**Problem description:**
Quote the rows word for word, from the start of the rows through the line containing "x-tick-label: 2210 (210, 496, 222, 520)", including both ends.

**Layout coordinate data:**
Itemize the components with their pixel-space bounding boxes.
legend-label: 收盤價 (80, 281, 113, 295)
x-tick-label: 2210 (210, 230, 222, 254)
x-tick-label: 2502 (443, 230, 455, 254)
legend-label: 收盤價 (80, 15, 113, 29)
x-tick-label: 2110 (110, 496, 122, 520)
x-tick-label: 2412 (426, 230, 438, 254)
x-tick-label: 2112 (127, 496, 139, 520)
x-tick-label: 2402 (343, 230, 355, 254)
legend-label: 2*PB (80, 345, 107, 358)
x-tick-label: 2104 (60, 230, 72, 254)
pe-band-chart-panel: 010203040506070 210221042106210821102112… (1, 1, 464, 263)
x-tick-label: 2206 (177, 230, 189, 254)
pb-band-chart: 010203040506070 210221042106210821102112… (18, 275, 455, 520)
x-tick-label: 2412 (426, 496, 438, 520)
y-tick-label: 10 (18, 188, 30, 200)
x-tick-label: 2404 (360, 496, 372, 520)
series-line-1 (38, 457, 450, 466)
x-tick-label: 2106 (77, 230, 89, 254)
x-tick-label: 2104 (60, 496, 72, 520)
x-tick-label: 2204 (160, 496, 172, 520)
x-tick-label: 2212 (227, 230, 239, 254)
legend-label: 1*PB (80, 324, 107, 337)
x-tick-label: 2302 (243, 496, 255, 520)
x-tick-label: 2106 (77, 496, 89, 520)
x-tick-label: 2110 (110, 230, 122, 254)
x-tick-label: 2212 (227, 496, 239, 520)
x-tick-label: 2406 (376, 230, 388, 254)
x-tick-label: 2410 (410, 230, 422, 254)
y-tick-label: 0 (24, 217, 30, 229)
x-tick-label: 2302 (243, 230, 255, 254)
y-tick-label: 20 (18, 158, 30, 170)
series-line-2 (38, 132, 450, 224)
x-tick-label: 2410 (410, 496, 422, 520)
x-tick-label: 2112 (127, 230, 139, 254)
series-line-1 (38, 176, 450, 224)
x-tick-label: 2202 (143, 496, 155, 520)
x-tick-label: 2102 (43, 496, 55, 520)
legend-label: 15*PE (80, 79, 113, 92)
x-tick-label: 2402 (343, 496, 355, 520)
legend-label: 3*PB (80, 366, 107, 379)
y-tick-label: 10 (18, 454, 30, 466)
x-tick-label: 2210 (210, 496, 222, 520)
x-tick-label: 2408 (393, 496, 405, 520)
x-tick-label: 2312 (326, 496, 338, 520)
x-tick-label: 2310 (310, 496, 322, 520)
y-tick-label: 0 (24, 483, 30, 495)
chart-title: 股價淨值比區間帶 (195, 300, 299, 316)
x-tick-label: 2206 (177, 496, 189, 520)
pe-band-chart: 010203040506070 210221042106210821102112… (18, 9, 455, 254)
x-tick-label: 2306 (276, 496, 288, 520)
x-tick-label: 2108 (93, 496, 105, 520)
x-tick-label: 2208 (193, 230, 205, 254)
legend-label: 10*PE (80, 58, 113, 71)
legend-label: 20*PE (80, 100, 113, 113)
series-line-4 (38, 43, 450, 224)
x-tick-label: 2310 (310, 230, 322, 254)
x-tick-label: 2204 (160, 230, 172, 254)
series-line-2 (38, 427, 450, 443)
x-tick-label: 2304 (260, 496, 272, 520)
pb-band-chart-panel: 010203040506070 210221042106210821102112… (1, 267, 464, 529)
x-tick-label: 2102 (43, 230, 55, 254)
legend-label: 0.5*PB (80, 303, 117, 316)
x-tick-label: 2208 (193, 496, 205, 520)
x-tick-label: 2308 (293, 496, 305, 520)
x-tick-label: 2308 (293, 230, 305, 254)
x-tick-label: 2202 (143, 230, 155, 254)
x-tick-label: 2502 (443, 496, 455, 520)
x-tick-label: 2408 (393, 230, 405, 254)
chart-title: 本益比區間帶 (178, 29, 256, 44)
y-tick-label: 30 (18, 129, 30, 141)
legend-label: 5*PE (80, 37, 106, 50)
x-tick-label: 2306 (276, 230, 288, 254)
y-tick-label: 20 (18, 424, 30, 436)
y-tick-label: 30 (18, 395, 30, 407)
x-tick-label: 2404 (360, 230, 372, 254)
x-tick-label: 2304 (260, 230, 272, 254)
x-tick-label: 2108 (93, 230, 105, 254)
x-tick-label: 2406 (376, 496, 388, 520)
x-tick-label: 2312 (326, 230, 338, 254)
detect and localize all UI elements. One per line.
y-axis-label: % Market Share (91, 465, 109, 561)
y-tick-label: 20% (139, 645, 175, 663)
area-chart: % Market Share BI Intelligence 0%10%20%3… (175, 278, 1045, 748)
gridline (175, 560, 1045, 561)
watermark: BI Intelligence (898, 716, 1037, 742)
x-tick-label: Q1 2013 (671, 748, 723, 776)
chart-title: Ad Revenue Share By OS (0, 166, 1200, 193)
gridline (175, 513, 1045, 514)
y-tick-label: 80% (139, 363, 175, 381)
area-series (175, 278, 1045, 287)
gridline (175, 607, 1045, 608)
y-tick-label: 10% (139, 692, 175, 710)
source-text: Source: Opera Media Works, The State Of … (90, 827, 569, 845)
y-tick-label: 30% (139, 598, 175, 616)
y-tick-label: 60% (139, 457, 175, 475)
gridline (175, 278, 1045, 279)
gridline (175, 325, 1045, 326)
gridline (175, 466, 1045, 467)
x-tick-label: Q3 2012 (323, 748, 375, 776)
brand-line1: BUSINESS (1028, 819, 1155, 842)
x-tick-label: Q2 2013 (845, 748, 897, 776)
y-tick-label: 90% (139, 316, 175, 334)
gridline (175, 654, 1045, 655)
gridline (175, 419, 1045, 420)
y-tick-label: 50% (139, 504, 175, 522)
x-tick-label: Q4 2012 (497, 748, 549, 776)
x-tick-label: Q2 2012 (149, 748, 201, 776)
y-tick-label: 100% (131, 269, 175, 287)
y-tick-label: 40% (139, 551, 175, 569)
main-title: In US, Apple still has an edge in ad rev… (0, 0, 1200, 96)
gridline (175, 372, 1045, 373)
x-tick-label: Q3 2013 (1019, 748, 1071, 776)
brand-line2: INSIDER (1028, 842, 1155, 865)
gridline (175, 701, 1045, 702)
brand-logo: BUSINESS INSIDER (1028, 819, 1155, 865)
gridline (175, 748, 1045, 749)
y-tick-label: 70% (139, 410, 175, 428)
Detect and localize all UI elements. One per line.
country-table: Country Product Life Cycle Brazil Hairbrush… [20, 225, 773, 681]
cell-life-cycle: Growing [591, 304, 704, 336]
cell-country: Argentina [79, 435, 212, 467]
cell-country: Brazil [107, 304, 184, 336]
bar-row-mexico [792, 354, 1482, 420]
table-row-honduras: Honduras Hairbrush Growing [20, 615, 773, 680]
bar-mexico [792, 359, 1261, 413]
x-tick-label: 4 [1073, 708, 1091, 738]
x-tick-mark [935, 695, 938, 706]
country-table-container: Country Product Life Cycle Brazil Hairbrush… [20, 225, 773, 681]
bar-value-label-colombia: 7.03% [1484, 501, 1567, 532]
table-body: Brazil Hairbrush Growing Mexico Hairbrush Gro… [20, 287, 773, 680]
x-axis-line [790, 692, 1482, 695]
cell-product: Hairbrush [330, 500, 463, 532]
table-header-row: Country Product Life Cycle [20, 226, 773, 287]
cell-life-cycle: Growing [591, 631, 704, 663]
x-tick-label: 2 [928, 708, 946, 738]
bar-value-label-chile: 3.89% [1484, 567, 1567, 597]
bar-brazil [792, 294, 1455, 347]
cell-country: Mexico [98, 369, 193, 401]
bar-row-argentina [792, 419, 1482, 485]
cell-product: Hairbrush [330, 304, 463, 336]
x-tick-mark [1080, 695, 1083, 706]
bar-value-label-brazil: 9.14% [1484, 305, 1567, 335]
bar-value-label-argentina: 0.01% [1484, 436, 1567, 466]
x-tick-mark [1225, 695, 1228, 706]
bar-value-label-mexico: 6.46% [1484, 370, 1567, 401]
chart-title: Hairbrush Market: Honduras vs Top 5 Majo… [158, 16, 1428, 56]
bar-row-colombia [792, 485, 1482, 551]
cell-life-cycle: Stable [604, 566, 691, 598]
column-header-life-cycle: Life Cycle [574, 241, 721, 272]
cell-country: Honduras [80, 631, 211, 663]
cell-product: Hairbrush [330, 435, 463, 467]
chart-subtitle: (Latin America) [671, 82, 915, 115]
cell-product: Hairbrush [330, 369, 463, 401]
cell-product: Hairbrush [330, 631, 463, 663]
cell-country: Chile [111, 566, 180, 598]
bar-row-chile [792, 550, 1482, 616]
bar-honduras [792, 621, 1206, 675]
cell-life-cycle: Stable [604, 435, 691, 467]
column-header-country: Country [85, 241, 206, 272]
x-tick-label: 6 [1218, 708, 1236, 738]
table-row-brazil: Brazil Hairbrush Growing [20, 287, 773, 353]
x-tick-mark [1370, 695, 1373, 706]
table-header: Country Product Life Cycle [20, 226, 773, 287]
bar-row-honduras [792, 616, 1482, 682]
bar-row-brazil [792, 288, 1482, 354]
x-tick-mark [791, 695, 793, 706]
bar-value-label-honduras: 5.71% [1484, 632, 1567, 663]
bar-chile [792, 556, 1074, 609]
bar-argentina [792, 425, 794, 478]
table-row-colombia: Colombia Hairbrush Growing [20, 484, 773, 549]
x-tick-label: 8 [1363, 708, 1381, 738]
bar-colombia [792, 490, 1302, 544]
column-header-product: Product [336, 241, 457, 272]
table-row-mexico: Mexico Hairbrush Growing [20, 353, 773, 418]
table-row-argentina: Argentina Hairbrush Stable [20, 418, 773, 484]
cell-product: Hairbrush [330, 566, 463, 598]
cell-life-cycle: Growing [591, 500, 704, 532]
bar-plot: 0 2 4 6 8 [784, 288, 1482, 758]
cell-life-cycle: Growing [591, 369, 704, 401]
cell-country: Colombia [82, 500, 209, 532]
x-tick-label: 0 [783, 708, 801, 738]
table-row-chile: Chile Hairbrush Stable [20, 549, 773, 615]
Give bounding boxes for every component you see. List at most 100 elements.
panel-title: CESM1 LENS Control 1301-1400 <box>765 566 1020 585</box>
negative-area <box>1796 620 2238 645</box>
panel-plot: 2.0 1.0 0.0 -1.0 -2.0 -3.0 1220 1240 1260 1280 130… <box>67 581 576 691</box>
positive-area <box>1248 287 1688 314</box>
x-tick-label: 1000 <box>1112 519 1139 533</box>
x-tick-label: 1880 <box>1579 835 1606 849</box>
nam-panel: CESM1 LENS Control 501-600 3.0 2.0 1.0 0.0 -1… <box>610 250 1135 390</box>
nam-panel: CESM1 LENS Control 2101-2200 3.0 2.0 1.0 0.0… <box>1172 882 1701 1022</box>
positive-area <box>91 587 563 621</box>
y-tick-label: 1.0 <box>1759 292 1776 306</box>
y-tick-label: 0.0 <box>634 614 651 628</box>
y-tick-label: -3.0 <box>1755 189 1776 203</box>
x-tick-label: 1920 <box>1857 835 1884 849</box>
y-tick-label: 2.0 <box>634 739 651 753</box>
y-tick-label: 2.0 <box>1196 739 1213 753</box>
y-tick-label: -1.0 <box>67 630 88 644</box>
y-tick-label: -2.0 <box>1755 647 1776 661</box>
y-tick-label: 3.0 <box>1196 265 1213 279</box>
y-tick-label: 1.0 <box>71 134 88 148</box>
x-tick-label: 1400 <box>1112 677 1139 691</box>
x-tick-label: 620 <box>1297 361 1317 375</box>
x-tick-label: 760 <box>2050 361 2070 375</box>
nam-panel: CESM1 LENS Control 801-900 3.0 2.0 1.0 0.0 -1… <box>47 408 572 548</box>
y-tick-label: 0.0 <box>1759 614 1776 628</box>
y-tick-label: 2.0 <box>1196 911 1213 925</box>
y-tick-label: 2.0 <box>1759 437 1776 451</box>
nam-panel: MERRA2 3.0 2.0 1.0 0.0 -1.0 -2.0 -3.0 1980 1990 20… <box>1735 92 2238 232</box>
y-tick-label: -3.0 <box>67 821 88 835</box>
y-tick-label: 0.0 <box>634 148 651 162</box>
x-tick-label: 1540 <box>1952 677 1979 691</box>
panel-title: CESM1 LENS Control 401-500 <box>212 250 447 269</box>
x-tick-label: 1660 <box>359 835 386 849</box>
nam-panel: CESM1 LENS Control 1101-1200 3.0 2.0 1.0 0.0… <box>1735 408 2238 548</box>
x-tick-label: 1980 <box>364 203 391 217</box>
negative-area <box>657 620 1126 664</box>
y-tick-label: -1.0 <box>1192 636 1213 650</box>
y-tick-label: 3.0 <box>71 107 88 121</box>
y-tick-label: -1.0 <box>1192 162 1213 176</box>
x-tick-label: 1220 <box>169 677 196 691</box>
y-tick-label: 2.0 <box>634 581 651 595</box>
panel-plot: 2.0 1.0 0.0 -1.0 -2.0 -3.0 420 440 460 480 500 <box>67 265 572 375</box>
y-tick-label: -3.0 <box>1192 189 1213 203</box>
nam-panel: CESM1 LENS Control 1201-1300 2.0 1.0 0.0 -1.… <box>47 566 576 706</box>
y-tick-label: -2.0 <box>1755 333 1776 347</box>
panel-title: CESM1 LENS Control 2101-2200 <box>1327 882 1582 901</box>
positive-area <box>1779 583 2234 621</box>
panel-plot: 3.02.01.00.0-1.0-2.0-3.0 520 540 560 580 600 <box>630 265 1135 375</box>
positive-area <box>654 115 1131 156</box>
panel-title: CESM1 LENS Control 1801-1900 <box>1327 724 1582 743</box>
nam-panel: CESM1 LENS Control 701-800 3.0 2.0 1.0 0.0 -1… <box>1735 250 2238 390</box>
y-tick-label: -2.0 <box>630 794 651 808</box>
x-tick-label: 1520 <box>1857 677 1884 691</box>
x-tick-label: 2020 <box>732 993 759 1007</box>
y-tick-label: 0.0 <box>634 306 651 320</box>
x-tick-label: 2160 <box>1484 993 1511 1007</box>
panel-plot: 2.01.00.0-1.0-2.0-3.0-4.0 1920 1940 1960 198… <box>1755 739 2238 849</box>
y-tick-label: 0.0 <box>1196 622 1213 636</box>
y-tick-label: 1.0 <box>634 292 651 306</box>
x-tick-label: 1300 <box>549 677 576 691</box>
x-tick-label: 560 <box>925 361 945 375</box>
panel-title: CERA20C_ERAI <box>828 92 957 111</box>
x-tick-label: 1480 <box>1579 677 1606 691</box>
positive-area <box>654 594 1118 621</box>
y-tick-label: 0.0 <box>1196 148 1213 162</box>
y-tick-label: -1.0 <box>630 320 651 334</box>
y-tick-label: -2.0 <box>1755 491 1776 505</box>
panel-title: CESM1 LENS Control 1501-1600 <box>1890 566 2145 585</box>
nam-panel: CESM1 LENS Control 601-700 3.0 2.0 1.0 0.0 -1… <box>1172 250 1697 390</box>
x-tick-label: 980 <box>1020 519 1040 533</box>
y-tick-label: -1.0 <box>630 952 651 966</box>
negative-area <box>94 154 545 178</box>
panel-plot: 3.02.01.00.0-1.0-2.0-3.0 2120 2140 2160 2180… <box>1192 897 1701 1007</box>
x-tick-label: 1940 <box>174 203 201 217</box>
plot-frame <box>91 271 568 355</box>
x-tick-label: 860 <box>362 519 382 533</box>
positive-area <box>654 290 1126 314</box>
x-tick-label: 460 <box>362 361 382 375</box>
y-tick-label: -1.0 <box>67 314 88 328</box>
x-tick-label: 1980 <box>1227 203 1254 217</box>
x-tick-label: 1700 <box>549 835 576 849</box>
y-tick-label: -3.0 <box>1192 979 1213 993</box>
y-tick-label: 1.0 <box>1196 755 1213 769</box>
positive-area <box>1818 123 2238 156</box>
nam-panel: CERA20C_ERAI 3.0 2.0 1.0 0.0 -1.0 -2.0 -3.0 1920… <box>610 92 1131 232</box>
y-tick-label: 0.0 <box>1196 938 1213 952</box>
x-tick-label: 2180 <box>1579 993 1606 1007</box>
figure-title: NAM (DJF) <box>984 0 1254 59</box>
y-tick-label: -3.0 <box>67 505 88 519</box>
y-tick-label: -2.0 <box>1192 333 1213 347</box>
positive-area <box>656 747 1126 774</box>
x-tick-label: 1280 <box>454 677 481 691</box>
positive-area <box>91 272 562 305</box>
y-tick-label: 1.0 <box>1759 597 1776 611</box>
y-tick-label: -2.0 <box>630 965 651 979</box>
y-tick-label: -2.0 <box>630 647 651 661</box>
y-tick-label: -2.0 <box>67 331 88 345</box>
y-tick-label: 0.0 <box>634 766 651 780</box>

**Correct result:**
Itemize the components with their pixel-space bounding boxes.
legend-label: 收盤價 (80, 281, 113, 295)
x-tick-label: 2210 (210, 230, 222, 254)
x-tick-label: 2502 (443, 230, 455, 254)
legend-label: 收盤價 (80, 15, 113, 29)
x-tick-label: 2110 (110, 496, 122, 520)
x-tick-label: 2412 (426, 230, 438, 254)
x-tick-label: 2112 (127, 496, 139, 520)
x-tick-label: 2402 (343, 230, 355, 254)
legend-label: 2*PB (80, 345, 107, 358)
x-tick-label: 2104 (60, 230, 72, 254)
pe-band-chart-panel: 010203040506070 210221042106210821102112… (1, 1, 464, 263)
x-tick-label: 2206 (177, 230, 189, 254)
pb-band-chart: 010203040506070 210221042106210821102112… (18, 275, 455, 520)
x-tick-label: 2412 (426, 496, 438, 520)
y-tick-label: 10 (18, 188, 30, 200)
x-tick-label: 2404 (360, 496, 372, 520)
series-line-1 (38, 457, 450, 466)
x-tick-label: 2106 (77, 230, 89, 254)
x-tick-label: 2104 (60, 496, 72, 520)
x-tick-label: 2204 (160, 496, 172, 520)
x-tick-label: 2212 (227, 230, 239, 254)
legend-label: 1*PB (80, 324, 107, 337)
x-tick-label: 2302 (243, 496, 255, 520)
x-tick-label: 2106 (77, 496, 89, 520)
x-tick-label: 2110 (110, 230, 122, 254)
x-tick-label: 2212 (227, 496, 239, 520)
x-tick-label: 2406 (376, 230, 388, 254)
x-tick-label: 2410 (410, 230, 422, 254)
y-tick-label: 0 (24, 217, 30, 229)
x-tick-label: 2302 (243, 230, 255, 254)
y-tick-label: 20 (18, 158, 30, 170)
series-line-2 (38, 132, 450, 224)
x-tick-label: 2410 (410, 496, 422, 520)
x-tick-label: 2112 (127, 230, 139, 254)
series-line-1 (38, 176, 450, 224)
x-tick-label: 2202 (143, 496, 155, 520)
x-tick-label: 2102 (43, 496, 55, 520)
legend-label: 15*PE (80, 79, 113, 92)
x-tick-label: 2402 (343, 496, 355, 520)
legend-label: 3*PB (80, 366, 107, 379)
y-tick-label: 10 (18, 454, 30, 466)
x-tick-label: 2210 (210, 496, 222, 520)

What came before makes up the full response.